* **Short task**
Keep only the lines where "第一支香" appears.

* **Provided entries**
-- START --
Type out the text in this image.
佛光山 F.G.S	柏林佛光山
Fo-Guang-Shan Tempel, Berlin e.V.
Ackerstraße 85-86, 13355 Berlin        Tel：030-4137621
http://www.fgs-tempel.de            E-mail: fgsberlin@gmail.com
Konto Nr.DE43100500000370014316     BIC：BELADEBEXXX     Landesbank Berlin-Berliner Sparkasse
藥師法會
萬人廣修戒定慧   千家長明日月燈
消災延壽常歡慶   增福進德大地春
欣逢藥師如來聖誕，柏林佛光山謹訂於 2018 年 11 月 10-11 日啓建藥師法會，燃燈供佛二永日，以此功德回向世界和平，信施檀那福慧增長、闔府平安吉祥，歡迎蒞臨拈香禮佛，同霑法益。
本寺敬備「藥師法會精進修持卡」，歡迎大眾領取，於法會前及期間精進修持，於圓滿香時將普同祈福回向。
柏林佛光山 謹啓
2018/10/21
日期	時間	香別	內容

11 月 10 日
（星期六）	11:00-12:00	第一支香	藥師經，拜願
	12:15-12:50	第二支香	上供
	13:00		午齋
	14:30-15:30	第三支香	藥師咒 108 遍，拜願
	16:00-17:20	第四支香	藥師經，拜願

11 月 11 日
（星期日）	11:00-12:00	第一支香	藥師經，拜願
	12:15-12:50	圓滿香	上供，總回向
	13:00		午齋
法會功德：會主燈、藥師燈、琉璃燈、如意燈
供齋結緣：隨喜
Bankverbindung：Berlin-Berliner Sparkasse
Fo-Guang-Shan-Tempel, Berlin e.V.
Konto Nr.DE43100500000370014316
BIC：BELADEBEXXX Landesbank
-- END --
-- START --
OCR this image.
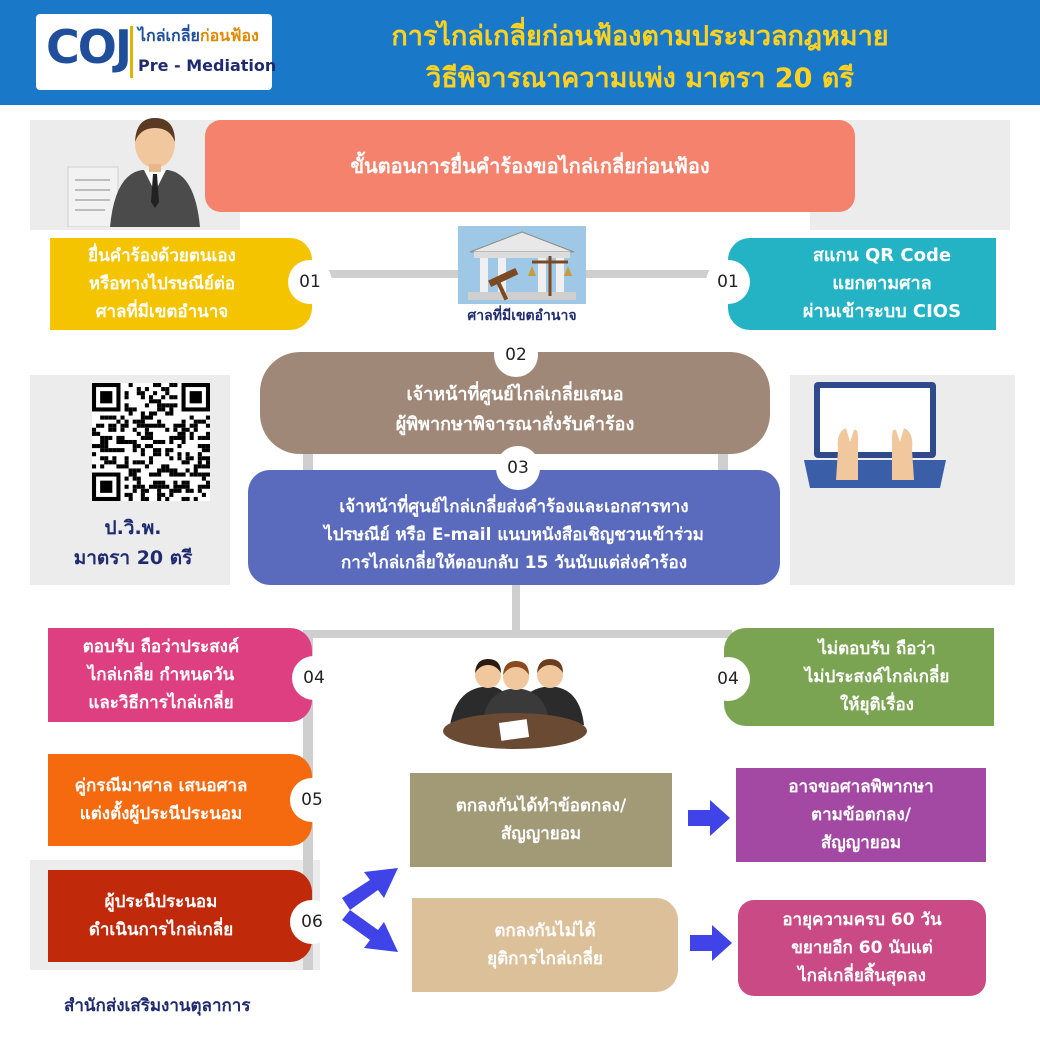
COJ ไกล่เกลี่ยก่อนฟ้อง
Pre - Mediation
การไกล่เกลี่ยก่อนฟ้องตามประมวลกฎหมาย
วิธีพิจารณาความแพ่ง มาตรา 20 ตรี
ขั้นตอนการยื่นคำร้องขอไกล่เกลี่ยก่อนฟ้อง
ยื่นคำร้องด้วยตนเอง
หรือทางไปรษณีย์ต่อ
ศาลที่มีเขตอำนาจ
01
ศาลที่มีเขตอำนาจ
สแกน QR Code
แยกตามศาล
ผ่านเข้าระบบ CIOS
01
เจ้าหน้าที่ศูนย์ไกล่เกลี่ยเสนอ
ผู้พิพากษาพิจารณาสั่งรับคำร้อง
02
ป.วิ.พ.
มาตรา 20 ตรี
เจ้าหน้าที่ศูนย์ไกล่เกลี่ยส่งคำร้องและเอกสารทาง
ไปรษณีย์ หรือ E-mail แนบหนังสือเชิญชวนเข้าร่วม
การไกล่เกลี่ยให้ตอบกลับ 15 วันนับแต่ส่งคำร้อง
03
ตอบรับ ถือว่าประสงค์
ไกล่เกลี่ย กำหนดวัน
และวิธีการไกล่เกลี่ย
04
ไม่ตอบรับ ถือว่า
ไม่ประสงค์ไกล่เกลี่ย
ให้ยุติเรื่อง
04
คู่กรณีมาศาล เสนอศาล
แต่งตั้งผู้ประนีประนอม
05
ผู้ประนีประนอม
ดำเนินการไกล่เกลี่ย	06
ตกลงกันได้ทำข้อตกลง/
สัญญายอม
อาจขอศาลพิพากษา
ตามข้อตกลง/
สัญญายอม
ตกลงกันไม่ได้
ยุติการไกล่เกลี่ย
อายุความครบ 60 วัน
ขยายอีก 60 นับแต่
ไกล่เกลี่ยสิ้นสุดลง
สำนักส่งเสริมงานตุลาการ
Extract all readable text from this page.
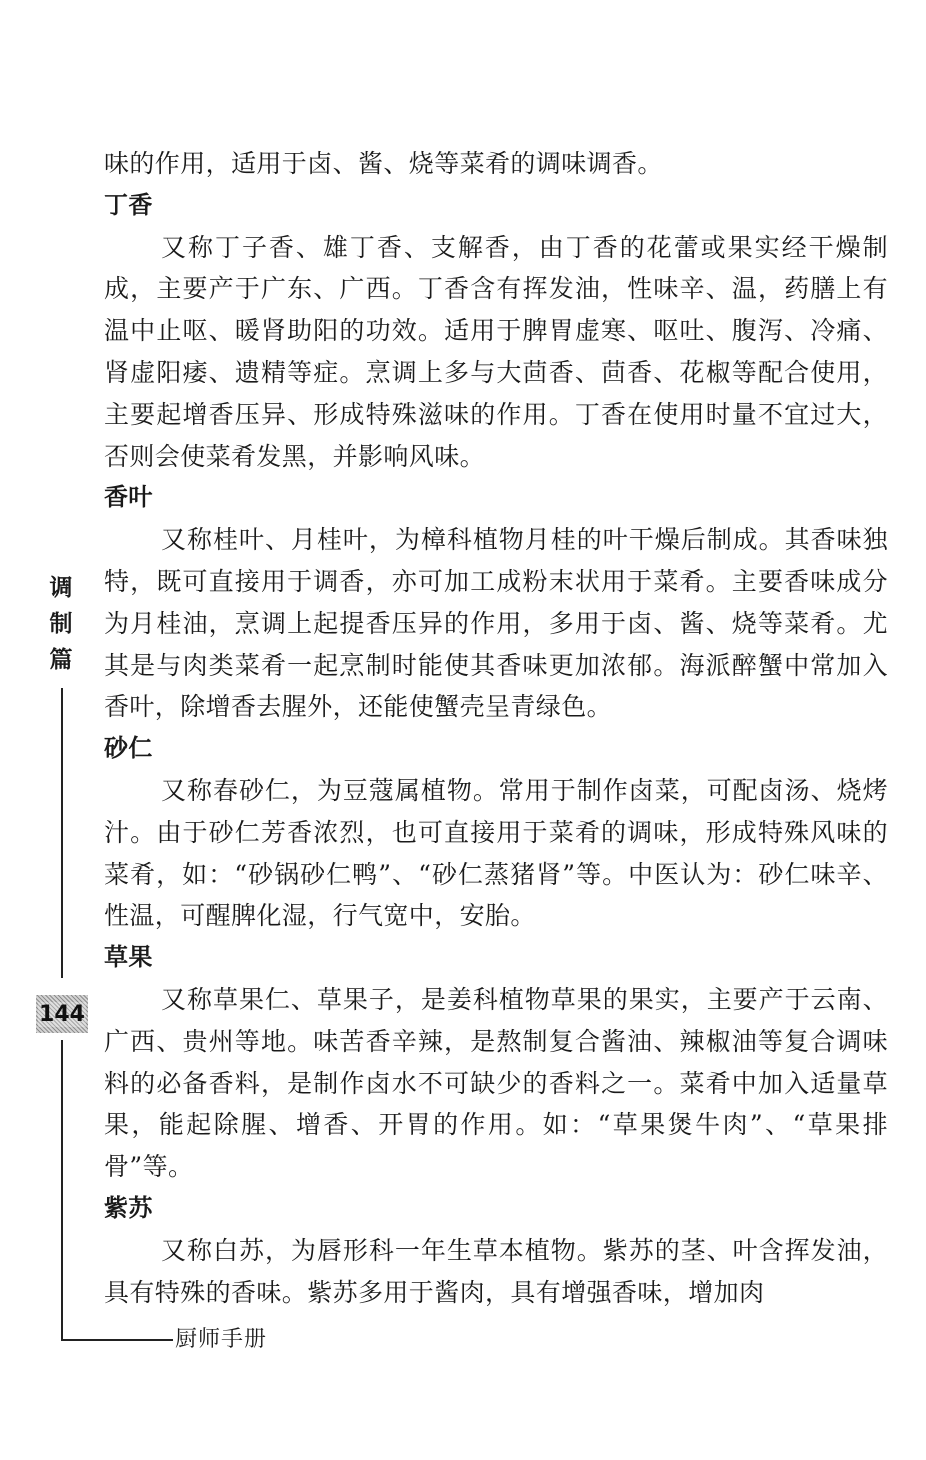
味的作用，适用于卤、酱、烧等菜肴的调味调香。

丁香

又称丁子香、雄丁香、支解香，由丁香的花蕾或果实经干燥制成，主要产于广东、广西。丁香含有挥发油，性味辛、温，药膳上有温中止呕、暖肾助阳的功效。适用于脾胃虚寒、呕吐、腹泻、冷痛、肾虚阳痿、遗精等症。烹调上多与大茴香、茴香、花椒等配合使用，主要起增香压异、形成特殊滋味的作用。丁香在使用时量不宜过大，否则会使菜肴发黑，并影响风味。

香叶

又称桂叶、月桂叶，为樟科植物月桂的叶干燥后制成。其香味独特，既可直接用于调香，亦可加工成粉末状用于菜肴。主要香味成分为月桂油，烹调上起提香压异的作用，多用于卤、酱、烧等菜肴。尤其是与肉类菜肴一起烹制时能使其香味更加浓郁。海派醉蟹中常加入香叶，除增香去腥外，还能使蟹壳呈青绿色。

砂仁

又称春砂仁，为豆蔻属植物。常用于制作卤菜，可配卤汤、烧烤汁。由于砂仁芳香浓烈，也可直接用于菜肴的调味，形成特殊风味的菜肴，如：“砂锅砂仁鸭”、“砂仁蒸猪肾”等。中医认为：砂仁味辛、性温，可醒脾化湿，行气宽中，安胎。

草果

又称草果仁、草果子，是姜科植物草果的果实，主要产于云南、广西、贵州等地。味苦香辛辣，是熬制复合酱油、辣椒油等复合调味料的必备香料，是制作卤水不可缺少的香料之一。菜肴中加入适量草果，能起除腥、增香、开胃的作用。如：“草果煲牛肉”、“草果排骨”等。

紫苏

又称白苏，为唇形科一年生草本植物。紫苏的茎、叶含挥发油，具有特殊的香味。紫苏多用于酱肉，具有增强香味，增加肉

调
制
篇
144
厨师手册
-- END --
* **The output**
（星期六）	11:00-12:00	第一支香	藥師經，拜願
（星期日）	11:00-12:00	第一支香	藥師經，拜願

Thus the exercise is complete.